Collected data entries
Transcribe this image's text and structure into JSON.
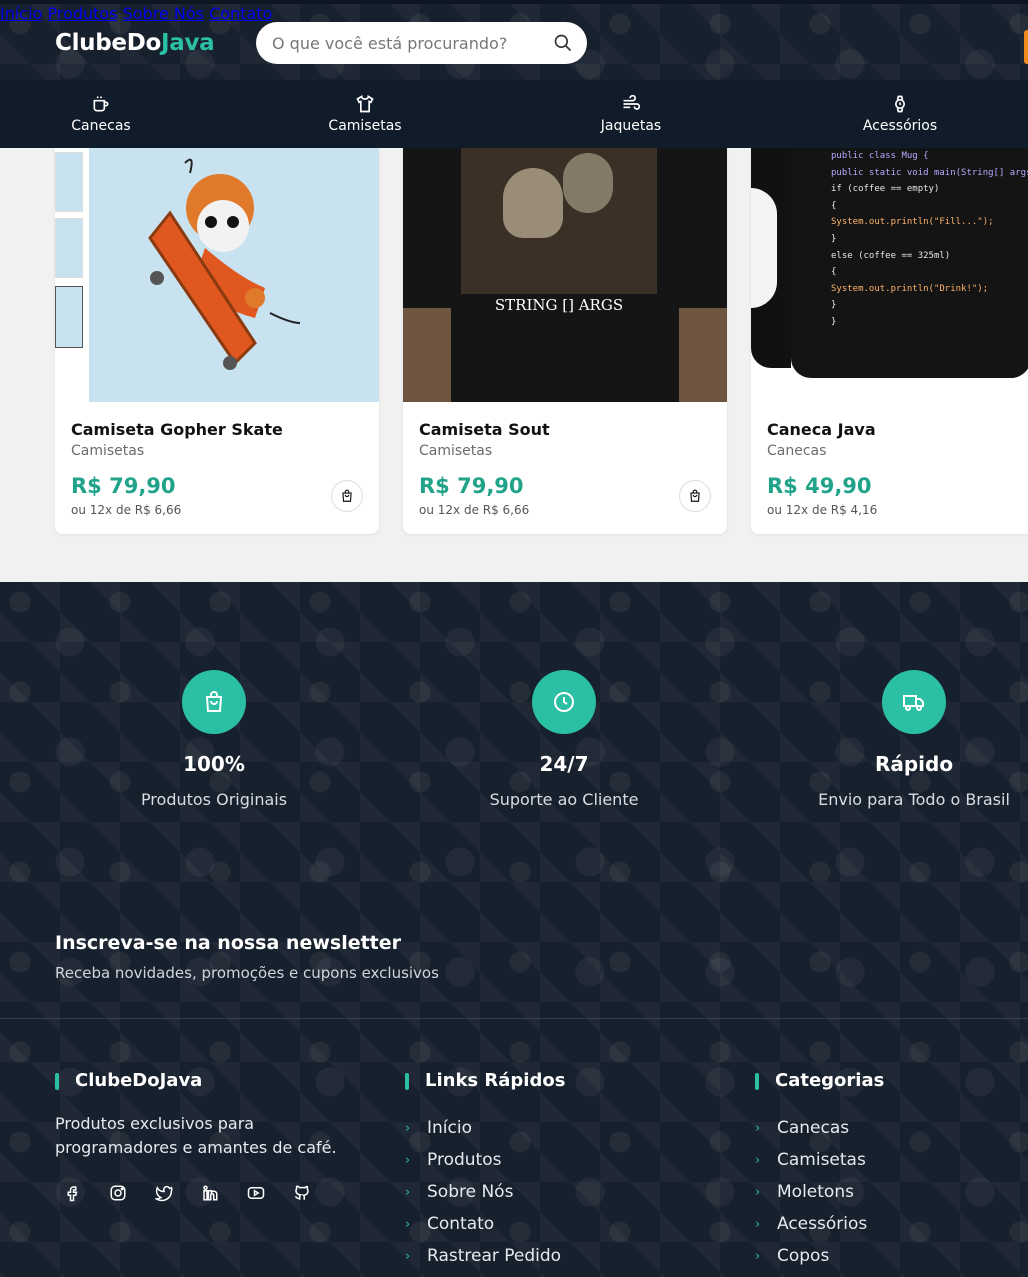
{
  "header": {
    "logo_main": "ClubeDo",
    "logo_accent": "Java",
    "search_placeholder": "O que você está procurando?",
    "nav": [
      "Início",
      "Produtos",
      "Sobre Nós",
      "Contato"
    ]
  },
  "categories": [
    "Canecas",
    "Camisetas",
    "Jaquetas",
    "Acessórios"
  ],
  "products": [
    {
      "name": "Camiseta Gopher Skate",
      "category": "Camisetas",
      "price": "R$ 79,90",
      "installments": "ou 12x de R$ 6,66"
    },
    {
      "name": "Camiseta Sout",
      "category": "Camisetas",
      "price": "R$ 79,90",
      "installments": "ou 12x de R$ 6,66",
      "shirt_print": "STRING [] ARGS"
    },
    {
      "name": "Caneca Java",
      "category": "Canecas",
      "price": "R$ 49,90",
      "installments": "ou 12x de R$ 4,16",
      "mug_code": [
        "public class Mug {",
        "public static void main(String[] args)",
        "if (coffee == empty)",
        "{",
        "System.out.println(\"Fill...\");",
        "}",
        "else (coffee == 325ml)",
        "{",
        "System.out.println(\"Drink!\");",
        "}",
        "}"
      ]
    }
  ],
  "features": [
    {
      "value": "100%",
      "label": "Produtos Originais",
      "icon": "shopping-bag-icon"
    },
    {
      "value": "24/7",
      "label": "Suporte ao Cliente",
      "icon": "clock-icon"
    },
    {
      "value": "Rápido",
      "label": "Envio para Todo o Brasil",
      "icon": "truck-icon"
    }
  ],
  "newsletter": {
    "title": "Inscreva-se na nossa newsletter",
    "subtitle": "Receba novidades, promoções e cupons exclusivos"
  },
  "footer": {
    "brand_title": "ClubeDoJava",
    "brand_text": "Produtos exclusivos para programadores e amantes de café.",
    "socials": [
      "facebook-icon",
      "instagram-icon",
      "twitter-icon",
      "linkedin-icon",
      "youtube-icon",
      "github-icon"
    ],
    "quick_links_title": "Links Rápidos",
    "quick_links": [
      "Início",
      "Produtos",
      "Sobre Nós",
      "Contato",
      "Rastrear Pedido"
    ],
    "categories_title": "Categorias",
    "categories": [
      "Canecas",
      "Camisetas",
      "Moletons",
      "Acessórios",
      "Copos"
    ]
  },
  "colors": {
    "accent": "#2bbfa3",
    "dark": "#17202d",
    "price": "#21a38a",
    "orange": "#f08a1d"
  }
}
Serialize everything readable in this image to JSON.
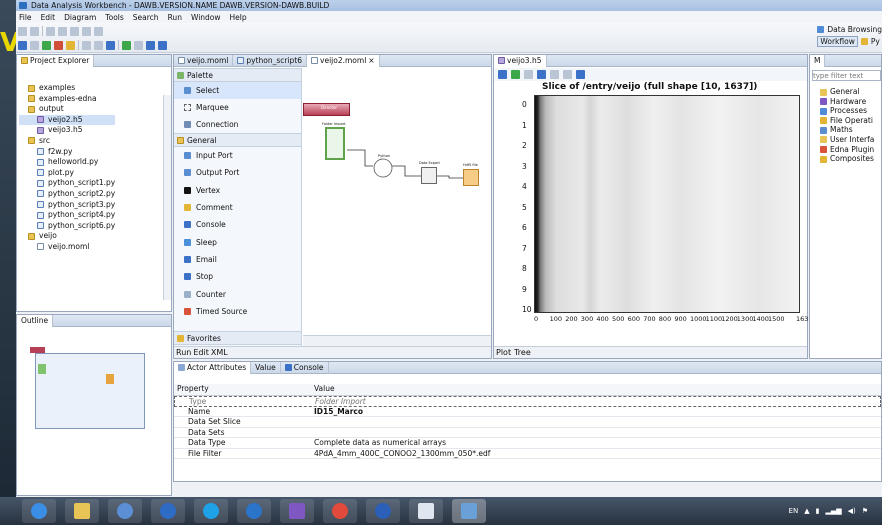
{
  "window": {
    "title": "Data Analysis Workbench  -  DAWB.VERSION.NAME    DAWB.VERSION-DAWB.BUILD"
  },
  "menu": [
    "File",
    "Edit",
    "Diagram",
    "Tools",
    "Search",
    "Run",
    "Window",
    "Help"
  ],
  "perspectives": {
    "data_browsing": "Data Browsing",
    "workflow": "Workflow",
    "py": "Py"
  },
  "project_explorer": {
    "tab": "Project Explorer",
    "items": [
      {
        "label": "examples",
        "type": "folder",
        "indent": 1
      },
      {
        "label": "examples-edna",
        "type": "folder",
        "indent": 1
      },
      {
        "label": "output",
        "type": "folder",
        "indent": 1
      },
      {
        "label": "veijo2.h5",
        "type": "h5",
        "indent": 2,
        "selected": true
      },
      {
        "label": "veijo3.h5",
        "type": "h5",
        "indent": 2
      },
      {
        "label": "src",
        "type": "folder",
        "indent": 1
      },
      {
        "label": "f2w.py",
        "type": "py",
        "indent": 2
      },
      {
        "label": "helloworld.py",
        "type": "py",
        "indent": 2
      },
      {
        "label": "plot.py",
        "type": "py",
        "indent": 2
      },
      {
        "label": "python_script1.py",
        "type": "py",
        "indent": 2
      },
      {
        "label": "python_script2.py",
        "type": "py",
        "indent": 2
      },
      {
        "label": "python_script3.py",
        "type": "py",
        "indent": 2
      },
      {
        "label": "python_script4.py",
        "type": "py",
        "indent": 2
      },
      {
        "label": "python_script6.py",
        "type": "py",
        "indent": 2
      },
      {
        "label": "veijo",
        "type": "folder",
        "indent": 1
      },
      {
        "label": "veijo.moml",
        "type": "file",
        "indent": 2
      }
    ]
  },
  "outline": {
    "tab": "Outline"
  },
  "editor_tabs": [
    "veijo.moml",
    "python_script6",
    "veijo2.moml"
  ],
  "palette": {
    "title": "Palette",
    "tools": [
      "Select",
      "Marquee",
      "Connection"
    ],
    "general_label": "General",
    "general_items": [
      "Input Port",
      "Output Port",
      "Vertex",
      "Comment",
      "Console",
      "Sleep",
      "Email",
      "Stop",
      "Counter",
      "Timed Source"
    ],
    "favorites_label": "Favorites"
  },
  "diagram": {
    "director_label": "Director",
    "nodes": [
      "Folder Import",
      "Python",
      "Data Export",
      "Hdf5 file"
    ]
  },
  "editor_bottom_tabs": [
    "Run",
    "Edit",
    "XML"
  ],
  "plot": {
    "tab": "veijo3.h5",
    "title": "Slice of /entry/veijo (full shape [10, 1637])",
    "y_ticks": [
      "0",
      "1",
      "2",
      "3",
      "4",
      "5",
      "6",
      "7",
      "8",
      "9",
      "10"
    ],
    "x_ticks": [
      "0",
      "100",
      "200",
      "300",
      "400",
      "500",
      "600",
      "700",
      "800",
      "900",
      "1000",
      "1100",
      "1200",
      "1300",
      "1400",
      "1500",
      "1637"
    ],
    "bottom_tabs": [
      "Plot",
      "Tree"
    ]
  },
  "right_panel": {
    "filter_placeholder": "type filter text",
    "items": [
      "General",
      "Hardware",
      "Processes",
      "File Operati",
      "Maths",
      "User Interfa",
      "Edna Plugin",
      "Composites"
    ]
  },
  "attributes": {
    "tabs": [
      "Actor Attributes",
      "Value",
      "Console"
    ],
    "header": [
      "Property",
      "Value"
    ],
    "rows": [
      {
        "property": "Type",
        "value": "Folder Import"
      },
      {
        "property": "Name",
        "value": "ID15_Marco"
      },
      {
        "property": "Data Set Slice",
        "value": ""
      },
      {
        "property": "Data Sets",
        "value": ""
      },
      {
        "property": "Data Type",
        "value": "Complete data as numerical arrays"
      },
      {
        "property": "File Filter",
        "value": "4PdA_4mm_400C_CONOO2_1300mm_050*.edf"
      }
    ]
  },
  "tray": {
    "lang": "EN"
  },
  "desktop_letter": "V"
}
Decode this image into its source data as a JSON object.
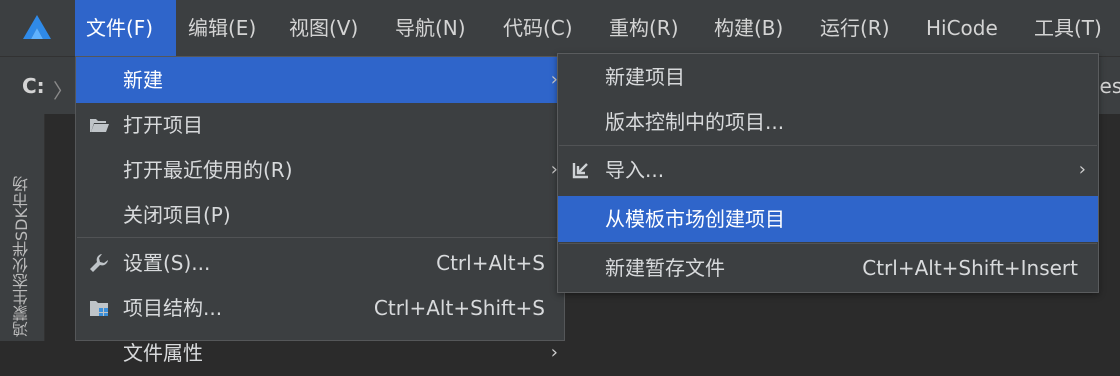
{
  "menubar": {
    "logo_icon": "deveco-logo-icon",
    "items": [
      {
        "label": "文件(F)"
      },
      {
        "label": "编辑(E)"
      },
      {
        "label": "视图(V)"
      },
      {
        "label": "导航(N)"
      },
      {
        "label": "代码(C)"
      },
      {
        "label": "重构(R)"
      },
      {
        "label": "构建(B)"
      },
      {
        "label": "运行(R)"
      },
      {
        "label": "HiCode"
      },
      {
        "label": "工具(T)"
      }
    ]
  },
  "navbar": {
    "drive": "C:",
    "separator": "〉",
    "partial_text": "ies"
  },
  "left_panel": {
    "vertical_label": "鸿蒙生态伙伴SDK市场"
  },
  "file_menu": {
    "items": [
      {
        "label": "新建",
        "icon": "",
        "shortcut": "",
        "arrow": "›"
      },
      {
        "label": "打开项目",
        "icon": "folder-open-icon",
        "shortcut": "",
        "arrow": ""
      },
      {
        "label": "打开最近使用的(R)",
        "icon": "",
        "shortcut": "",
        "arrow": "›"
      },
      {
        "label": "关闭项目(P)",
        "icon": "",
        "shortcut": "",
        "arrow": ""
      },
      {
        "label": "设置(S)...",
        "icon": "wrench-icon",
        "shortcut": "Ctrl+Alt+S",
        "arrow": ""
      },
      {
        "label": "项目结构...",
        "icon": "project-structure-icon",
        "shortcut": "Ctrl+Alt+Shift+S",
        "arrow": ""
      },
      {
        "label": "文件属性",
        "icon": "",
        "shortcut": "",
        "arrow": "›"
      }
    ]
  },
  "new_submenu": {
    "items": [
      {
        "label": "新建项目",
        "icon": "",
        "shortcut": "",
        "arrow": ""
      },
      {
        "label": "版本控制中的项目...",
        "icon": "",
        "shortcut": "",
        "arrow": ""
      },
      {
        "label": "导入...",
        "icon": "import-icon",
        "shortcut": "",
        "arrow": "›"
      },
      {
        "label": "从模板市场创建项目",
        "icon": "",
        "shortcut": "",
        "arrow": ""
      },
      {
        "label": "新建暂存文件",
        "icon": "",
        "shortcut": "Ctrl+Alt+Shift+Insert",
        "arrow": ""
      }
    ]
  },
  "colors": {
    "accent": "#2f65ca",
    "menu_bg": "#3c3f41",
    "editor_bg": "#2b2b2b",
    "text": "#d8dadc"
  }
}
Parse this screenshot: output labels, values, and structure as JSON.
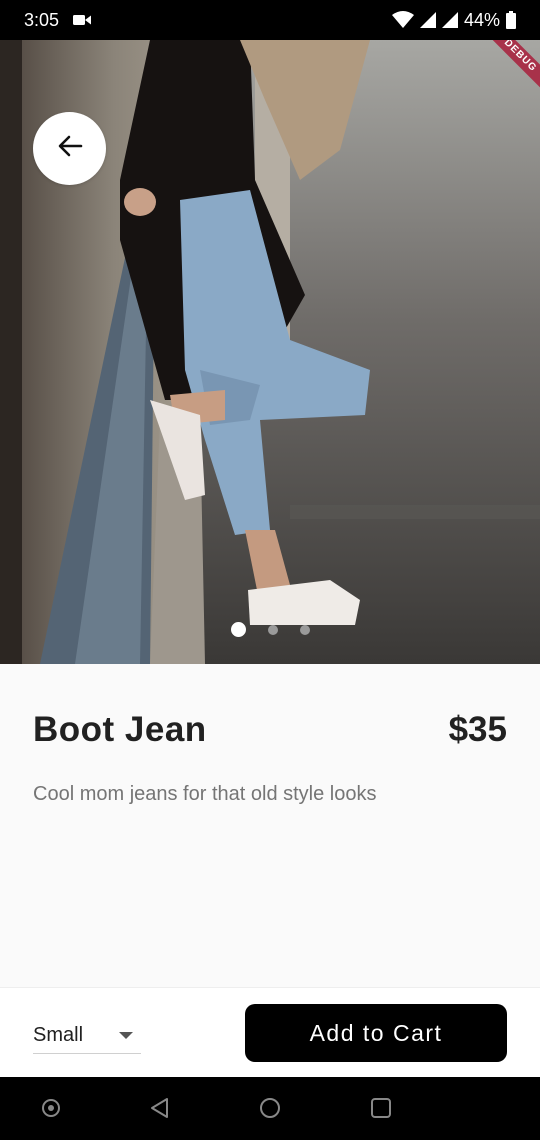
{
  "status_bar": {
    "time": "3:05",
    "battery": "44%",
    "icons": [
      "video-camera-icon",
      "wifi-icon",
      "signal-icon",
      "signal-icon-2",
      "battery-icon"
    ]
  },
  "hero": {
    "debug_banner": "DEBUG",
    "page_count": 3,
    "current_page": 1
  },
  "product": {
    "title": "Boot Jean",
    "price": "$35",
    "description": "Cool mom jeans for that old style looks"
  },
  "actions": {
    "size_selected": "Small",
    "add_to_cart_label": "Add to Cart"
  },
  "navigation": {
    "icons": [
      "assistant-icon",
      "back-triangle-icon",
      "home-circle-icon",
      "recents-square-icon"
    ]
  },
  "colors": {
    "button": "#000000",
    "background": "#fafafa",
    "debug_banner": "#a8324a"
  }
}
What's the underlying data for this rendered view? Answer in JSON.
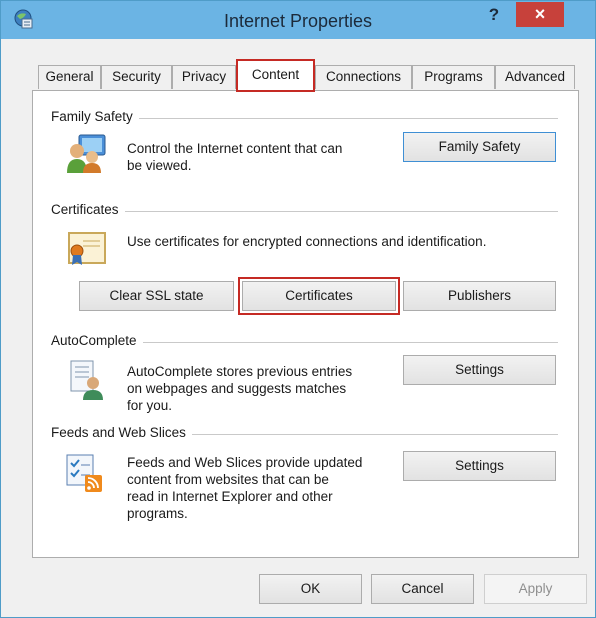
{
  "window": {
    "title": "Internet Properties",
    "help_label": "?",
    "close_label": "×"
  },
  "tabs": [
    {
      "label": "General",
      "active": false
    },
    {
      "label": "Security",
      "active": false
    },
    {
      "label": "Privacy",
      "active": false
    },
    {
      "label": "Content",
      "active": true
    },
    {
      "label": "Connections",
      "active": false
    },
    {
      "label": "Programs",
      "active": false
    },
    {
      "label": "Advanced",
      "active": false
    }
  ],
  "family_safety": {
    "heading": "Family Safety",
    "description_line1": "Control the Internet content that can",
    "description_line2": "be viewed.",
    "button_label": "Family Safety"
  },
  "certificates": {
    "heading": "Certificates",
    "description": "Use certificates for encrypted connections and identification.",
    "clear_ssl_label": "Clear SSL state",
    "certificates_label": "Certificates",
    "publishers_label": "Publishers"
  },
  "autocomplete": {
    "heading": "AutoComplete",
    "description_line1": "AutoComplete stores previous entries",
    "description_line2": "on webpages and suggests matches",
    "description_line3": "for you.",
    "settings_label": "Settings"
  },
  "feeds": {
    "heading": "Feeds and Web Slices",
    "description_line1": "Feeds and Web Slices provide updated",
    "description_line2": "content from websites that can be",
    "description_line3": "read in Internet Explorer and other",
    "description_line4": "programs.",
    "settings_label": "Settings"
  },
  "footer": {
    "ok_label": "OK",
    "cancel_label": "Cancel",
    "apply_label": "Apply"
  },
  "colors": {
    "titlebar": "#6bb4e4",
    "close": "#c7413b",
    "highlight": "#c52a24"
  }
}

• EXERCISE GOAL: In the entries above, identify each line that includes the string "JSON", then copy it.

• FINAL RESULT:
Transcribe this image's text and structure into JSON.
Serialize everything readable in this image to JSON.
Decode this image into its source data as a JSON object.
Parse this screenshot: output labels, values, and structure as JSON.
What's the underlying data for this rendered view? Answer in JSON.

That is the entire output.